§ Short problem
Answer with one number: how many lines have "message".

----- Dataset records

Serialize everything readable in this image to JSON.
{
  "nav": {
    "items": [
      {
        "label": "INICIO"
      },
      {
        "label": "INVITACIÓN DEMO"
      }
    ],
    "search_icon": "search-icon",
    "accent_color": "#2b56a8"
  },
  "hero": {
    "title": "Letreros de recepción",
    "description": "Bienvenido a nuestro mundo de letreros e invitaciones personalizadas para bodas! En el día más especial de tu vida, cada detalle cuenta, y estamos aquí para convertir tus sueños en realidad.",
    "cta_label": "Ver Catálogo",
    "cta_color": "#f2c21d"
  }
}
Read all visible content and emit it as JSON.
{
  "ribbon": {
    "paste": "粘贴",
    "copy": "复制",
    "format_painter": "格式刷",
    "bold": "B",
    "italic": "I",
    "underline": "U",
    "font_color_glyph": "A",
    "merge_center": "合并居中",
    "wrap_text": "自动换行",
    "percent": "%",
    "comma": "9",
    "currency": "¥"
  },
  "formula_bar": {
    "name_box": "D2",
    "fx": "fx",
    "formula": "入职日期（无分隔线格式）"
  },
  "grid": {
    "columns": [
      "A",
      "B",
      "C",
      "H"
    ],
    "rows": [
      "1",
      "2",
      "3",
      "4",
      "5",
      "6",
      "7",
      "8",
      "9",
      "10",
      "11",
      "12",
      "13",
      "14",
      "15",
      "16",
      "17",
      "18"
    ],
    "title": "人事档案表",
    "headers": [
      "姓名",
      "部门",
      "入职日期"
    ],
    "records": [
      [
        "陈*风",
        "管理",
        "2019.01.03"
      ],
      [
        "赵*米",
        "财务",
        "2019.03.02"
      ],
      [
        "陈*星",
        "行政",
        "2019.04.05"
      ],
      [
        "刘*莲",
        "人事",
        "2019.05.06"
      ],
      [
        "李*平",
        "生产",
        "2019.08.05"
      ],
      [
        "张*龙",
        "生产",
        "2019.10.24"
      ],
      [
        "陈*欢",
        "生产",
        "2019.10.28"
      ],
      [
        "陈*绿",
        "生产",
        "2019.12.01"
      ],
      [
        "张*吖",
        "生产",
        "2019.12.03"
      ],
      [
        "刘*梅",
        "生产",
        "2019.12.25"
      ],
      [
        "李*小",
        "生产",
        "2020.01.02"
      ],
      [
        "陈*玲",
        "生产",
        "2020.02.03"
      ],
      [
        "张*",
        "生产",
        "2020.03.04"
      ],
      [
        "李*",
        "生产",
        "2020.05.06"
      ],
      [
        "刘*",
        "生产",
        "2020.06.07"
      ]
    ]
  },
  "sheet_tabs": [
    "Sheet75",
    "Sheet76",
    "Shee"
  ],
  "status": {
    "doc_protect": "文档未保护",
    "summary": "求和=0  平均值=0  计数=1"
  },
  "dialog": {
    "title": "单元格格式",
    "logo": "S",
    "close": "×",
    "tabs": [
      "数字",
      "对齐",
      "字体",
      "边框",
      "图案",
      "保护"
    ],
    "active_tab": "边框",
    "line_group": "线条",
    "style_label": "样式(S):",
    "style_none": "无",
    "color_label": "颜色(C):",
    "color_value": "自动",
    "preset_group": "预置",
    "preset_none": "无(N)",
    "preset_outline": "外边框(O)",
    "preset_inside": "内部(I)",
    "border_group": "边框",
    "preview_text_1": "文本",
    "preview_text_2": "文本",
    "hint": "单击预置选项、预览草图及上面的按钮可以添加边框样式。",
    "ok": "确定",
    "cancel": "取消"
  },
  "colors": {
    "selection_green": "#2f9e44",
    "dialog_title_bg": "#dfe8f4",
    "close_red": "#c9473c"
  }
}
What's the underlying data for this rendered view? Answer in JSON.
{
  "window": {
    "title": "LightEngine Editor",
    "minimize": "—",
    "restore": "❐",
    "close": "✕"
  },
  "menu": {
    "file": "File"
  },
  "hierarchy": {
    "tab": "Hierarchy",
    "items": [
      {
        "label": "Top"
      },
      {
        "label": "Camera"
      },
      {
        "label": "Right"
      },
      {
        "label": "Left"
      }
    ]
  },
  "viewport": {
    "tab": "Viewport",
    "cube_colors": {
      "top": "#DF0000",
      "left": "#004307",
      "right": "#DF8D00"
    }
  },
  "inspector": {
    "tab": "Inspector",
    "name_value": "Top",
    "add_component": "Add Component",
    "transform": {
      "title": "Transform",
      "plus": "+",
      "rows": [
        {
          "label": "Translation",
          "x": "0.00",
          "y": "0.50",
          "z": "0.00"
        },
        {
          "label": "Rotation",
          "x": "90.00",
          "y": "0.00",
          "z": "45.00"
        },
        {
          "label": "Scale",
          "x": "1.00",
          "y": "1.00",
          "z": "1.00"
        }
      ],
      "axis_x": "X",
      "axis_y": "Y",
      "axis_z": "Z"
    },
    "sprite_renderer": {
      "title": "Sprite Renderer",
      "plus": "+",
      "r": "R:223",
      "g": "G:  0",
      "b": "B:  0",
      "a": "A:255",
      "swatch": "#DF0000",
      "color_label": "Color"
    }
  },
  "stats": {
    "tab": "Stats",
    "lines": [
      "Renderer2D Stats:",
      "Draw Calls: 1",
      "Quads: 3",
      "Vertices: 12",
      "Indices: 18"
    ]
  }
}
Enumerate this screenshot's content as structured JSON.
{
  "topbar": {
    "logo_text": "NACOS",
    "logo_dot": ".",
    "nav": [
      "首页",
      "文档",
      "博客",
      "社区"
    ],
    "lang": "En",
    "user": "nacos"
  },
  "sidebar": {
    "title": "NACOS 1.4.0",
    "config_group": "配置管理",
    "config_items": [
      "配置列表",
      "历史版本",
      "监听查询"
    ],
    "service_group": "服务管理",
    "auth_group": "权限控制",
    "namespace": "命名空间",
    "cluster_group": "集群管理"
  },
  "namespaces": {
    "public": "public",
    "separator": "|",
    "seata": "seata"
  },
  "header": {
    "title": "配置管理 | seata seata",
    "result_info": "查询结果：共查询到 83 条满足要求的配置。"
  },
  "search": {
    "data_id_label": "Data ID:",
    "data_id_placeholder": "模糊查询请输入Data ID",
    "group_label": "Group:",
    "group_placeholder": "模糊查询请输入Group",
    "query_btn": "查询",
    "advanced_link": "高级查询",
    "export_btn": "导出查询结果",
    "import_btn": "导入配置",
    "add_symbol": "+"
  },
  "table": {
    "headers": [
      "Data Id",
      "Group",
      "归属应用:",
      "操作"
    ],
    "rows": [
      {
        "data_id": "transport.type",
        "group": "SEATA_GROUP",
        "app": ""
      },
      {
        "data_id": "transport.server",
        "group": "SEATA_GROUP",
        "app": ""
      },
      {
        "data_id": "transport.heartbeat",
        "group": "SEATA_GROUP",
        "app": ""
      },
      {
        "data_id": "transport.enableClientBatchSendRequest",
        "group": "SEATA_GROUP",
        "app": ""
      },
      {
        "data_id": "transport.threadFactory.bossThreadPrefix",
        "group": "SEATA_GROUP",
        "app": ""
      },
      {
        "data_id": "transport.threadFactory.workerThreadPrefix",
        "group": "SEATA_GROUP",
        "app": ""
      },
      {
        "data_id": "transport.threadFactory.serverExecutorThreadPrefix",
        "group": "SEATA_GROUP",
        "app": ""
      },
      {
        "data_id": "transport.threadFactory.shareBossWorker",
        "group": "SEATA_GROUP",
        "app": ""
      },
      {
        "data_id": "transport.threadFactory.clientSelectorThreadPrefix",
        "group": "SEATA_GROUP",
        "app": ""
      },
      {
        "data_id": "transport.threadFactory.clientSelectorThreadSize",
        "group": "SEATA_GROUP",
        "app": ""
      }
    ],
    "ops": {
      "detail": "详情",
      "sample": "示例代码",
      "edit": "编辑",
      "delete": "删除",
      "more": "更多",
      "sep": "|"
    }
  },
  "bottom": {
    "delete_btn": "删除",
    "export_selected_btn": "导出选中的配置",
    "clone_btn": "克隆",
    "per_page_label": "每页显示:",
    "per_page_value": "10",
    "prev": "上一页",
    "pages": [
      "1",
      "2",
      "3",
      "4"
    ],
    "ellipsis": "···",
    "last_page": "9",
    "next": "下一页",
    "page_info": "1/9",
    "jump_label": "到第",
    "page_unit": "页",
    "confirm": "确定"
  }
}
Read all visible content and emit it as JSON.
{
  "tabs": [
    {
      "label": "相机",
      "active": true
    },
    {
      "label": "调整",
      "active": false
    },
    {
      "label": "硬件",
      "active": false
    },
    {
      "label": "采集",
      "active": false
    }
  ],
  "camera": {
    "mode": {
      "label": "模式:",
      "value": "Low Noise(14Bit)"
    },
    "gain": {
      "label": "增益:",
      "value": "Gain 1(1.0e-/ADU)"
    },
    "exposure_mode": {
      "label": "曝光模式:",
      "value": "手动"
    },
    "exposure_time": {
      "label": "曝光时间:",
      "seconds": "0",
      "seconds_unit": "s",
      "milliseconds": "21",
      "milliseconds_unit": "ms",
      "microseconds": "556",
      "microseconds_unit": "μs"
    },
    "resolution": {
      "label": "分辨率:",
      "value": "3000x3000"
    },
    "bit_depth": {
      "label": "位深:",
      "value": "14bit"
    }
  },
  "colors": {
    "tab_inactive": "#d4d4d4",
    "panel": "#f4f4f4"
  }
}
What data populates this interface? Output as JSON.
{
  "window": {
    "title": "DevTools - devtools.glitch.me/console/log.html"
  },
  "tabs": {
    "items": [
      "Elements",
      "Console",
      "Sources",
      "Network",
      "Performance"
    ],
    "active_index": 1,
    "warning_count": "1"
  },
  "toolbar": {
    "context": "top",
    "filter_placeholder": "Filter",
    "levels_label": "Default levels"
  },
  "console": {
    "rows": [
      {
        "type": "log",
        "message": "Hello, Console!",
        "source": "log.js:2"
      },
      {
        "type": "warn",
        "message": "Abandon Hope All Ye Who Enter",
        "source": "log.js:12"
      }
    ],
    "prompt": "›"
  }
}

----------

§ Solution to the exercise
2